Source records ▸
▼
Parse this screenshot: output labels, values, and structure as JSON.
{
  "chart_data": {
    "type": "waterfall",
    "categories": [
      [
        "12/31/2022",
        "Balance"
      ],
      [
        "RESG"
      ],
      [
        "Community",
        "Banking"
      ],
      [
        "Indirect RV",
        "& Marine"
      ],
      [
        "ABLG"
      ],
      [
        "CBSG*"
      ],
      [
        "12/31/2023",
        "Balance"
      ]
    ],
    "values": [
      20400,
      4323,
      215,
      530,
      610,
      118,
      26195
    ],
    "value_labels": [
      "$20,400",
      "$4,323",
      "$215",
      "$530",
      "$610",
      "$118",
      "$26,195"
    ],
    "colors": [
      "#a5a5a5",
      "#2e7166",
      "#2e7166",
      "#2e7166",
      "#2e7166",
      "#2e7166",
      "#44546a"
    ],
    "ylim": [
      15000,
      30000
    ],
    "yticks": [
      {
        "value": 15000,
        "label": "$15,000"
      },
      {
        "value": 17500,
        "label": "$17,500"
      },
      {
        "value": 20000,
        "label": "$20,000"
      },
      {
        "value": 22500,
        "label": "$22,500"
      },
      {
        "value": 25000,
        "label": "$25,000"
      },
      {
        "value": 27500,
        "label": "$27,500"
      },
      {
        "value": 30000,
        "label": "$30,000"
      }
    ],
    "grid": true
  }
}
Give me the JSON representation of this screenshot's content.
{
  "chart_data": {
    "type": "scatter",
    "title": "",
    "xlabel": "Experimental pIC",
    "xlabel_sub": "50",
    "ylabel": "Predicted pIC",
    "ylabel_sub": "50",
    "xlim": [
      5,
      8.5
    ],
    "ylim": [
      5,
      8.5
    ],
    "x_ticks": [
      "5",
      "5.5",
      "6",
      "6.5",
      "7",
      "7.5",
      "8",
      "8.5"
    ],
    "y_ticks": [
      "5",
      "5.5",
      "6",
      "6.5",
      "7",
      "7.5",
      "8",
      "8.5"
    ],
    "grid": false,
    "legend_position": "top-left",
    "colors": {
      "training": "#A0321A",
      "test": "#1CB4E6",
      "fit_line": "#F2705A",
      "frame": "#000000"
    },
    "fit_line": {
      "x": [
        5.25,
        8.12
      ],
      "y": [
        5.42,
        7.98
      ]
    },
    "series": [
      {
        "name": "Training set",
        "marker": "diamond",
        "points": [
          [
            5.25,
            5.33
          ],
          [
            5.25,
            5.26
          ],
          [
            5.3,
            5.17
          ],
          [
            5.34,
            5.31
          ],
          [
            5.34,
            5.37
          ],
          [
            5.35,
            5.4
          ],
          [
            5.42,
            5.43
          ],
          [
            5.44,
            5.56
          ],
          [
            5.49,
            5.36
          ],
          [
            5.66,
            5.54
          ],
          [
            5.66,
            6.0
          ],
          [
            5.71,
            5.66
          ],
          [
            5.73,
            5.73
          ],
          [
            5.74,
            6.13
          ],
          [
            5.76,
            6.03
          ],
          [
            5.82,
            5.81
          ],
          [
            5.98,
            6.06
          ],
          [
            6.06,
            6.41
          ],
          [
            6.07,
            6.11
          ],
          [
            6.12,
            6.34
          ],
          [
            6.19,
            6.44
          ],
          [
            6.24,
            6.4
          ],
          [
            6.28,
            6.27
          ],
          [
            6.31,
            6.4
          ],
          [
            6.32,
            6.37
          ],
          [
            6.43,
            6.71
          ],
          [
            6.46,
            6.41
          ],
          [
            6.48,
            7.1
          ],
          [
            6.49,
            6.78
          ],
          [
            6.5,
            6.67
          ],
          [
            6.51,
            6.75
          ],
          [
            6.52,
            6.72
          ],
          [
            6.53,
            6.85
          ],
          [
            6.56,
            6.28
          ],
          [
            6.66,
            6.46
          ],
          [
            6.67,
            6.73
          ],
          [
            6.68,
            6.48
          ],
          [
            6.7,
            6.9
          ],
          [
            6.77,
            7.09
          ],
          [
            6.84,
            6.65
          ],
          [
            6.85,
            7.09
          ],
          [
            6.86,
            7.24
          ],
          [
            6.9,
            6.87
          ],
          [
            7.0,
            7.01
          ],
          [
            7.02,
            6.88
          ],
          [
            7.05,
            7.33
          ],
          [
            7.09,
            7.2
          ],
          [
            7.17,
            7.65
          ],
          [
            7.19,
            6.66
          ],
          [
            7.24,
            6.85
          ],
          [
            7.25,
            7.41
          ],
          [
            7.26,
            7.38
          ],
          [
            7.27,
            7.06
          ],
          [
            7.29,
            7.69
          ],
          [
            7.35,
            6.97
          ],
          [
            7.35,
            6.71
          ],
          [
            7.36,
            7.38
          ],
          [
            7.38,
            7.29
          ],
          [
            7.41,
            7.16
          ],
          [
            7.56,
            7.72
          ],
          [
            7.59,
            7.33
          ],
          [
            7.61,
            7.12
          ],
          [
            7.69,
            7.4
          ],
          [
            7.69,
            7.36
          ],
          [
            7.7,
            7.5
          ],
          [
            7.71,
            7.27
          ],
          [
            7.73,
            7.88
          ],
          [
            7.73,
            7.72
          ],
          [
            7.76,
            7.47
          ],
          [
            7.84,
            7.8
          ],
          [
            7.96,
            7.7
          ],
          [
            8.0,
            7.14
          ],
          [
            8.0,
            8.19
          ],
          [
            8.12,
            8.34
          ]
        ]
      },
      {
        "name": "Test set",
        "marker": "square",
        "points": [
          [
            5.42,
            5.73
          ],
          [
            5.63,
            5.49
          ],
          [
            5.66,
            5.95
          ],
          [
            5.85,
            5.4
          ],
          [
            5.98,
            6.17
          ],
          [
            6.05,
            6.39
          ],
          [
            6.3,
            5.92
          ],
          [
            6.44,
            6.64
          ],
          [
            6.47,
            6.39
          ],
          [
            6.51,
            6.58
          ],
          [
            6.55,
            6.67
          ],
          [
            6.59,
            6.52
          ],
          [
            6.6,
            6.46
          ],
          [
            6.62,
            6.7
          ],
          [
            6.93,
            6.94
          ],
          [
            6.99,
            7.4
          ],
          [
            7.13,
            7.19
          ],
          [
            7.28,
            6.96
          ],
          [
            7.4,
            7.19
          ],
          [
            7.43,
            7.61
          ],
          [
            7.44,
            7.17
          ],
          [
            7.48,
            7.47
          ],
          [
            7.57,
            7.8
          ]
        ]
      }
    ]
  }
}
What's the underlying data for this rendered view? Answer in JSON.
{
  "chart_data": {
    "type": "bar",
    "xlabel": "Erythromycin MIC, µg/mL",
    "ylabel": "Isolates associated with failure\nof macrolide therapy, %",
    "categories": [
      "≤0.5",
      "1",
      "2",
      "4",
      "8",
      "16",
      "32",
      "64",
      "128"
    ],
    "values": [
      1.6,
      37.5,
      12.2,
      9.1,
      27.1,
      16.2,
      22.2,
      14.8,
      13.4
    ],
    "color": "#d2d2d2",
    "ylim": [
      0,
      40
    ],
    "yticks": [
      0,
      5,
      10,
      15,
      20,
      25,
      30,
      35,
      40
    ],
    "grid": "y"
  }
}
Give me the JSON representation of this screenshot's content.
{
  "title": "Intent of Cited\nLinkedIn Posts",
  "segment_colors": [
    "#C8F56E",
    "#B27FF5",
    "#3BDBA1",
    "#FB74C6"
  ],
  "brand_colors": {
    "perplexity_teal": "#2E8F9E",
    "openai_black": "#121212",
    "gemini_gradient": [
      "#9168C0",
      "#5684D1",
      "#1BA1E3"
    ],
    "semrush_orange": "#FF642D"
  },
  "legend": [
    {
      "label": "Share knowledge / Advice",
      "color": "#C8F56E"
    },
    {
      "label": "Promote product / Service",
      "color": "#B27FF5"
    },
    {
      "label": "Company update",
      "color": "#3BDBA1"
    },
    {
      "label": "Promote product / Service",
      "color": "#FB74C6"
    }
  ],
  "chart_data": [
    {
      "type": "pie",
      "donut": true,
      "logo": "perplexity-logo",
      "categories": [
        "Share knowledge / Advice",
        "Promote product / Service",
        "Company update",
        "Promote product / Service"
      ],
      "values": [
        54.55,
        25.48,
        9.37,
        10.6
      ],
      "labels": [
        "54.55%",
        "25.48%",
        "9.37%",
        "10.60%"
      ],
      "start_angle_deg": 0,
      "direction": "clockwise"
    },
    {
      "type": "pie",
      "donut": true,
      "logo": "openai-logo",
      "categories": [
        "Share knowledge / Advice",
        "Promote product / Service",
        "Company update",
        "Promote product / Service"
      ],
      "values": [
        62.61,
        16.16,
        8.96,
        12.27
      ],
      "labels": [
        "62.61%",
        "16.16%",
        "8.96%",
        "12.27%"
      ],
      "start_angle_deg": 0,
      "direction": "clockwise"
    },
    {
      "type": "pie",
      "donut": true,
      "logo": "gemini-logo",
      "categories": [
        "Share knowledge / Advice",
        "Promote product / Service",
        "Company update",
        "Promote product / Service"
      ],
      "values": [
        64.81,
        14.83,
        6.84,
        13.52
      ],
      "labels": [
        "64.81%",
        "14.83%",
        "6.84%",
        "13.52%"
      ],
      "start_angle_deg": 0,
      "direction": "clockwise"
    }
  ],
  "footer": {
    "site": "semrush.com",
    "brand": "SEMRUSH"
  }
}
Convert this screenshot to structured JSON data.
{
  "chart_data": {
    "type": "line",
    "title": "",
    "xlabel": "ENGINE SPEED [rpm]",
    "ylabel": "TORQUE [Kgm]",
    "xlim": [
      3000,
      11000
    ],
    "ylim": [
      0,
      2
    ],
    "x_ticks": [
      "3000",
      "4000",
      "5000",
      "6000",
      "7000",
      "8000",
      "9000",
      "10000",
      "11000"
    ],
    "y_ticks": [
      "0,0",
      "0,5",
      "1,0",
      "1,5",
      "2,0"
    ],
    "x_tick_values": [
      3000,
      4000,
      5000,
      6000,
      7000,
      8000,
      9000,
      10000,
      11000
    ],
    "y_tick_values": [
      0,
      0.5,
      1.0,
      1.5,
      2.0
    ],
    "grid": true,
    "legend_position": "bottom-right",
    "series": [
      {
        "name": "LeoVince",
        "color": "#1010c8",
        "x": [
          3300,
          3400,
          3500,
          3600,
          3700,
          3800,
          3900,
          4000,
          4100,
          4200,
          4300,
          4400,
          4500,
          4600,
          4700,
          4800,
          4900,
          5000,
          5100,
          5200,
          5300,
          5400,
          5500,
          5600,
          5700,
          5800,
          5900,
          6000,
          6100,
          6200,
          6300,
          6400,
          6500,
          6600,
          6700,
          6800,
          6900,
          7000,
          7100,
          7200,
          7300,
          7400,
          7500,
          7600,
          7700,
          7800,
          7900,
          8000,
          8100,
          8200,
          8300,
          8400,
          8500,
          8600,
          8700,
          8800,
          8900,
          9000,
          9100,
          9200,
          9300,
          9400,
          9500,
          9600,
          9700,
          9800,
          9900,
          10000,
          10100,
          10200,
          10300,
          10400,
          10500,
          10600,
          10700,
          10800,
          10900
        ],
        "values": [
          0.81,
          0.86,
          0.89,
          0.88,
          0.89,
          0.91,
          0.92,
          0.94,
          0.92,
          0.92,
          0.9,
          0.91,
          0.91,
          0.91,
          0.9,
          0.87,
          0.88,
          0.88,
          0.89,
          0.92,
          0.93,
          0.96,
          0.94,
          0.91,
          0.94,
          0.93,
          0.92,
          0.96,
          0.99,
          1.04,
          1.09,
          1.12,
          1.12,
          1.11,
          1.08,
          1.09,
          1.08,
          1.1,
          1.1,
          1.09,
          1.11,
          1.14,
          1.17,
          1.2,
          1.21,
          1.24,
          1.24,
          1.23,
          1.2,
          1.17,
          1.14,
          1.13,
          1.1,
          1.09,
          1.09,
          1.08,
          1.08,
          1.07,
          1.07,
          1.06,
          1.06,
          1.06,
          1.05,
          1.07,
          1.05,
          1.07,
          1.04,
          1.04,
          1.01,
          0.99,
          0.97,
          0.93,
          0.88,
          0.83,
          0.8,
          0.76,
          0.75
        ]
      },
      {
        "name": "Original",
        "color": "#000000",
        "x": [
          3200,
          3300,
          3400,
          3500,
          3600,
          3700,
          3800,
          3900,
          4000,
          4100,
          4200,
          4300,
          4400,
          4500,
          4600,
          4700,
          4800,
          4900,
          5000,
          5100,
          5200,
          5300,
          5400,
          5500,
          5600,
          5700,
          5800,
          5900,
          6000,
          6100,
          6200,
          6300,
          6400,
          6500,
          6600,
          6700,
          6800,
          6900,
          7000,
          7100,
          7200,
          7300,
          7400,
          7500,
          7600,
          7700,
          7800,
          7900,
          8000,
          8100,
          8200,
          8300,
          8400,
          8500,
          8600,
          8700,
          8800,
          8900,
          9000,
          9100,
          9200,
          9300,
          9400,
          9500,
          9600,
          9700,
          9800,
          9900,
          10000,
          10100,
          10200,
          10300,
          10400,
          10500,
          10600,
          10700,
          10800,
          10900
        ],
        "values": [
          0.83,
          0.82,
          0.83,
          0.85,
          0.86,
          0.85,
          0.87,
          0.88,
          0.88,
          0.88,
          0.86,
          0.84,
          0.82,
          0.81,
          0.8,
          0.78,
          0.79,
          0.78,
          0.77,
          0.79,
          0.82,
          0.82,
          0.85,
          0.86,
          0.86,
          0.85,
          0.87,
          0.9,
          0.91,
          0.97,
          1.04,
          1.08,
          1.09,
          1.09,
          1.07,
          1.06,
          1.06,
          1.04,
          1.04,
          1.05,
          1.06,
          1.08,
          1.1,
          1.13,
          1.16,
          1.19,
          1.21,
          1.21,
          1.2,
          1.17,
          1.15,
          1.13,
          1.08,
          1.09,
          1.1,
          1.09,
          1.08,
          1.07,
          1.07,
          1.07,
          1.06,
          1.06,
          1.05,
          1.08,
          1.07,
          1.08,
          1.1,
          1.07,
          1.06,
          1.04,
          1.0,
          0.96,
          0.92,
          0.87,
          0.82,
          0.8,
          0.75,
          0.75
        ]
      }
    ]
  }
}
▲
DO THIS ▸ From the data above, copy out every line with the string "grid" in it.

EXERCISE OUTPUT ▸
    "grid": true
    "grid": false,
    "grid": "y"
    "grid": true,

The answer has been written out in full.